Give only the number of lines in the records below that contain the word "cells".

| Figure collection entries |
▽
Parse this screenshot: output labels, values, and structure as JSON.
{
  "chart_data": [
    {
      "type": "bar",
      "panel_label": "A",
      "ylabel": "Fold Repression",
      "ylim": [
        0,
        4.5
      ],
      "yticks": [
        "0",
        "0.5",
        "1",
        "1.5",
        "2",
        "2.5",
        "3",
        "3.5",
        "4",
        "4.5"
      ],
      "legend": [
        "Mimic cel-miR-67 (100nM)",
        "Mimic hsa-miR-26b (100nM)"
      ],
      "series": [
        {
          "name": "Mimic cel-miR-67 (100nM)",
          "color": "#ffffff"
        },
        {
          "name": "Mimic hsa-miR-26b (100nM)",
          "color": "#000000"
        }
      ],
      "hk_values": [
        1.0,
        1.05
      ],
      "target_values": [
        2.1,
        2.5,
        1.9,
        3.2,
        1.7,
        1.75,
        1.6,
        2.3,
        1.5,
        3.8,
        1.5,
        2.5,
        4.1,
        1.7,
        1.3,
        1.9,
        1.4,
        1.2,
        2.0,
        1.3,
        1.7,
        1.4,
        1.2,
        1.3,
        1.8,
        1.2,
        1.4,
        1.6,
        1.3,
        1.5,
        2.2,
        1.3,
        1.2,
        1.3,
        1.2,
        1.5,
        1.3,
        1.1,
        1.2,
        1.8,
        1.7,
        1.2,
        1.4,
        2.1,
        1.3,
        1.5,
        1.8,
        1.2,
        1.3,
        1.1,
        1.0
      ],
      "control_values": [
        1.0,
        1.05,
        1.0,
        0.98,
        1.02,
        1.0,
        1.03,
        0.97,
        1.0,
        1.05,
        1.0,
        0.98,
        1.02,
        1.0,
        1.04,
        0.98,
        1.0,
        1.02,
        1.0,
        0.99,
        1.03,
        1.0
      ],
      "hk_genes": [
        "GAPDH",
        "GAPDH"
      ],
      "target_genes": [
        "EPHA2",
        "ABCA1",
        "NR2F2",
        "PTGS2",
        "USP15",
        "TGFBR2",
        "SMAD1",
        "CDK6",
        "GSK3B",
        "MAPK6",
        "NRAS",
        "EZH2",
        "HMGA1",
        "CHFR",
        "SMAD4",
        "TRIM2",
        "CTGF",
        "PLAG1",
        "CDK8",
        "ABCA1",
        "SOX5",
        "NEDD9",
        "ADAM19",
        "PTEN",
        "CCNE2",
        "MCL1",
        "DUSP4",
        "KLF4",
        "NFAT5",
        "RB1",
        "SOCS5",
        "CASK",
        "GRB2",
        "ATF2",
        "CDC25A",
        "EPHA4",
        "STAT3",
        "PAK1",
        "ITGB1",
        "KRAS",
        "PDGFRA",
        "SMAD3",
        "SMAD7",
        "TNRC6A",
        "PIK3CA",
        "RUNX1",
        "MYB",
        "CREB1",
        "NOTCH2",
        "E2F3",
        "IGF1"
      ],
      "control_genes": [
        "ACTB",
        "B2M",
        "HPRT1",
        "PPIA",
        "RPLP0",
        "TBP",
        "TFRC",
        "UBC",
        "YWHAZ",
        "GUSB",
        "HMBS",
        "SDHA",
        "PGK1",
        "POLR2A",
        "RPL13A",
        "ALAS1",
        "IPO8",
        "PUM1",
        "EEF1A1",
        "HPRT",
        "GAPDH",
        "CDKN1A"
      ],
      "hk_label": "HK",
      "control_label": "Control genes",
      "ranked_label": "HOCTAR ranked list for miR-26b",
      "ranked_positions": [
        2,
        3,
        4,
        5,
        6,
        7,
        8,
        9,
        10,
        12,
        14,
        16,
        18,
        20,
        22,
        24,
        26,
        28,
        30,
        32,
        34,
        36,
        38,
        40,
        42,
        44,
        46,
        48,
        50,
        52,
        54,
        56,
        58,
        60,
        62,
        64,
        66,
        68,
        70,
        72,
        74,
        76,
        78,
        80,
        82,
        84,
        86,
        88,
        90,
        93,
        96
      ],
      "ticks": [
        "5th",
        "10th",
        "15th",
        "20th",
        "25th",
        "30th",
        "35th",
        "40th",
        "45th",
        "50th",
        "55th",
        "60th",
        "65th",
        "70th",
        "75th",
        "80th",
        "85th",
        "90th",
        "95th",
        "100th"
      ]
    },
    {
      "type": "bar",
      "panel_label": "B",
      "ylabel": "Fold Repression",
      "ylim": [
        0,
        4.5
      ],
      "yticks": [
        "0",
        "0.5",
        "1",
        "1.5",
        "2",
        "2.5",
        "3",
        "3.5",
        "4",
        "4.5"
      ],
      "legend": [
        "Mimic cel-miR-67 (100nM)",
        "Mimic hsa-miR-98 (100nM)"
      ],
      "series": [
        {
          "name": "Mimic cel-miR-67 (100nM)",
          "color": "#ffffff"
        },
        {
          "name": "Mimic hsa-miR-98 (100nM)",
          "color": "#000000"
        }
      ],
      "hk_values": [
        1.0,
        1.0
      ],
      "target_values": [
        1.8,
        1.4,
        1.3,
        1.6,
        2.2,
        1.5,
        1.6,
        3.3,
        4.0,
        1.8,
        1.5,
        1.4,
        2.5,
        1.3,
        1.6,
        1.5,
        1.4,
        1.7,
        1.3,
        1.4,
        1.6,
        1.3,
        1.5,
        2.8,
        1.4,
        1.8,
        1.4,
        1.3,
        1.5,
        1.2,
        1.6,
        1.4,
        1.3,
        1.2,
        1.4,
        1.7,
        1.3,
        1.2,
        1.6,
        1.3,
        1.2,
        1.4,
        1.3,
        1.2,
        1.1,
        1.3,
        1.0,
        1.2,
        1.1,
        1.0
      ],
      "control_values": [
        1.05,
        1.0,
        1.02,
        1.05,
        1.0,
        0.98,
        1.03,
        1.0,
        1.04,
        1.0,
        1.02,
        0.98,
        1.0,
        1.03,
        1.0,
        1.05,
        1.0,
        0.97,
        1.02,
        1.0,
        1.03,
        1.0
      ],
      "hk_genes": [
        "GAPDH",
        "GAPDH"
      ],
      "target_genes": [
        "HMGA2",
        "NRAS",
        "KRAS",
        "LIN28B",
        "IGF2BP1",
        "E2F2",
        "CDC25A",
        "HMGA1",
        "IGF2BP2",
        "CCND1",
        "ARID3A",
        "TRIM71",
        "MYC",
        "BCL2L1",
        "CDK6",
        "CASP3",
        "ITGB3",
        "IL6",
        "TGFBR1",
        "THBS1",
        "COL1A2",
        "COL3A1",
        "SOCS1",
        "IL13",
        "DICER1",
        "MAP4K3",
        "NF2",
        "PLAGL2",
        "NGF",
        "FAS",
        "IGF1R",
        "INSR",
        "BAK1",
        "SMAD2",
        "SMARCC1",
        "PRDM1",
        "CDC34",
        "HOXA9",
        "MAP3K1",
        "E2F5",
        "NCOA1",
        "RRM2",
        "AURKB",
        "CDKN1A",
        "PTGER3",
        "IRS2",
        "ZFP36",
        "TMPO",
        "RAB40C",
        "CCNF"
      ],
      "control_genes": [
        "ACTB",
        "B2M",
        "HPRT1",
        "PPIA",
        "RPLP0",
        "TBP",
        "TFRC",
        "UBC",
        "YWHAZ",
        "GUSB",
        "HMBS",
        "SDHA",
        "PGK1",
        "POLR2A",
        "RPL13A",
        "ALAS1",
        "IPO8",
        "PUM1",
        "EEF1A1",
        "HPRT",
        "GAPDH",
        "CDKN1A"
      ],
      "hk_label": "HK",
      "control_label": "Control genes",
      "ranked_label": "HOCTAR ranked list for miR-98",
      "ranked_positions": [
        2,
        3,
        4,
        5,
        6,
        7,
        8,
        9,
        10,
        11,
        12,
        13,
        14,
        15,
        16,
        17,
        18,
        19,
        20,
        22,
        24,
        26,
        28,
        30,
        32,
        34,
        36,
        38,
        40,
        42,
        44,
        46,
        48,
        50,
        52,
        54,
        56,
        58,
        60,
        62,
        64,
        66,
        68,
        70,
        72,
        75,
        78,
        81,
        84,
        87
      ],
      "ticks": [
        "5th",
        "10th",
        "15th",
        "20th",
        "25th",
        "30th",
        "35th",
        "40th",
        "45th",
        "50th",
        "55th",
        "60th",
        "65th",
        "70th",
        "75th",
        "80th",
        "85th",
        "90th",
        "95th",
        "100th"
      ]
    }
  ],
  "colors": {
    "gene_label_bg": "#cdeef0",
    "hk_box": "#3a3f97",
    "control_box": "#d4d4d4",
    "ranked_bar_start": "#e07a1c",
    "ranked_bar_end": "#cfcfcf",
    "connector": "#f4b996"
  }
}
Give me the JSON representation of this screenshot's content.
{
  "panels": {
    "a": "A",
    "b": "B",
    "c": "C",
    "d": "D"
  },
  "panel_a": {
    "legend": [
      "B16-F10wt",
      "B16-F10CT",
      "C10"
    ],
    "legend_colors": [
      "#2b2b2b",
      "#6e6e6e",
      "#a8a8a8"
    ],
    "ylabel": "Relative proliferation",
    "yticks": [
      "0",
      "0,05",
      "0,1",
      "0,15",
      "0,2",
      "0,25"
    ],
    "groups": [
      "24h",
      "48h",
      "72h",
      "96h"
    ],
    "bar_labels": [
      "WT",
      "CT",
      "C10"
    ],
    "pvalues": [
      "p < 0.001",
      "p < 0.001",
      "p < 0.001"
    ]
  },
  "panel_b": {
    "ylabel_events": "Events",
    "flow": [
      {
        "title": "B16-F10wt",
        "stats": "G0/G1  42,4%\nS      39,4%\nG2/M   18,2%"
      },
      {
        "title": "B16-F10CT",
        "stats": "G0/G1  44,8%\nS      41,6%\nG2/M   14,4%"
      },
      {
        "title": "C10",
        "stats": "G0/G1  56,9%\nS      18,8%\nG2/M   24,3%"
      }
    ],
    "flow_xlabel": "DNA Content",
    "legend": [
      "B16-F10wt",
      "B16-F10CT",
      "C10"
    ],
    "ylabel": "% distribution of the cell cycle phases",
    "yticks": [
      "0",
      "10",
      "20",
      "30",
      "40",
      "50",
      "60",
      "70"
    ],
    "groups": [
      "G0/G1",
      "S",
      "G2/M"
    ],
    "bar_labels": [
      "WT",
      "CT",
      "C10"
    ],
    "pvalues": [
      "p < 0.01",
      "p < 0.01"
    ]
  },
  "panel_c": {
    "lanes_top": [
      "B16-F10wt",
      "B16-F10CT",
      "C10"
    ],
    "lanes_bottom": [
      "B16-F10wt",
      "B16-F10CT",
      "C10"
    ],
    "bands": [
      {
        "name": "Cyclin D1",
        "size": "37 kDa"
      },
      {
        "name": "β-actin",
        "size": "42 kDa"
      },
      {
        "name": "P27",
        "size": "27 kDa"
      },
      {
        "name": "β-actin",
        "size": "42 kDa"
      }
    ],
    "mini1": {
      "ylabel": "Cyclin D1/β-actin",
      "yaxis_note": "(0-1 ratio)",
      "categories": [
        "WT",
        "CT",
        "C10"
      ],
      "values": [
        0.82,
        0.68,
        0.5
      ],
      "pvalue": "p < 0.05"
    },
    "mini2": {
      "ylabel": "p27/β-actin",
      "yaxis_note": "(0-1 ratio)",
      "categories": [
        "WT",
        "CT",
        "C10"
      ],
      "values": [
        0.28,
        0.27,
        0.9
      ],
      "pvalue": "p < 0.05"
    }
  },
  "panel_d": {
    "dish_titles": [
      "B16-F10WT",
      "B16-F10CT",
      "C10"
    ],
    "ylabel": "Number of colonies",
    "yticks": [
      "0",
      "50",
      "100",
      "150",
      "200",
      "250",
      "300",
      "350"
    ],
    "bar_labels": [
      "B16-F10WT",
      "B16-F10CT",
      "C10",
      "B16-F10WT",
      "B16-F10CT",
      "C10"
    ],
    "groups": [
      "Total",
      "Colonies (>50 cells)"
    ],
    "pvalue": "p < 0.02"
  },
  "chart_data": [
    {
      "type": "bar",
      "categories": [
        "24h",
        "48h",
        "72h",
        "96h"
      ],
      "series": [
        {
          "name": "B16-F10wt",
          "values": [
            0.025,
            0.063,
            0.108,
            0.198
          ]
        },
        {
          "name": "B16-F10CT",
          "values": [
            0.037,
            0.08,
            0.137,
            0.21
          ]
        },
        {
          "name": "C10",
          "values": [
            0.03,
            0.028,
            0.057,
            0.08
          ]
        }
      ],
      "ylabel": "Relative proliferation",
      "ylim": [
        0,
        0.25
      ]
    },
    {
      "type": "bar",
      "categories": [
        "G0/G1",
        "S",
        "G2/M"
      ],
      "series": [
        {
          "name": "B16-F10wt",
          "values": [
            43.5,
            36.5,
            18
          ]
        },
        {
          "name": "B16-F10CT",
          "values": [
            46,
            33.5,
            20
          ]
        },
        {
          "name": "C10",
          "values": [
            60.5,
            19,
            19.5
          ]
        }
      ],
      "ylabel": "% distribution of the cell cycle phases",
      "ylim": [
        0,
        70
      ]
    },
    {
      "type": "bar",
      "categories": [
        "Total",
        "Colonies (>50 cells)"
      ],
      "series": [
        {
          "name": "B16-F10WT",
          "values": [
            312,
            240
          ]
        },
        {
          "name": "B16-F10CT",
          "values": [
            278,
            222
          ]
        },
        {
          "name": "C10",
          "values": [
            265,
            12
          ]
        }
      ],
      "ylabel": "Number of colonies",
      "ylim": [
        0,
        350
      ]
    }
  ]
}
△
| Response to this exercise |
2